## Begin Raw records
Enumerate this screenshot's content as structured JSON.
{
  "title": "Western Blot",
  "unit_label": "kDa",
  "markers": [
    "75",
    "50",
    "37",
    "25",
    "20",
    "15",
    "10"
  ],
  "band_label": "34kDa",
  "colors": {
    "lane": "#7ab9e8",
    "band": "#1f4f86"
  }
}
## End Raw records
- _Exercise directions_
Each entry above is to be printed again exactly.

- _Result below_
Enumerate this screenshot's content as structured JSON.
{
  "title": "Western Blot",
  "unit_label": "kDa",
  "markers": [
    "75",
    "50",
    "37",
    "25",
    "20",
    "15",
    "10"
  ],
  "band_label": "34kDa",
  "colors": {
    "lane": "#7ab9e8",
    "band": "#1f4f86"
  }
}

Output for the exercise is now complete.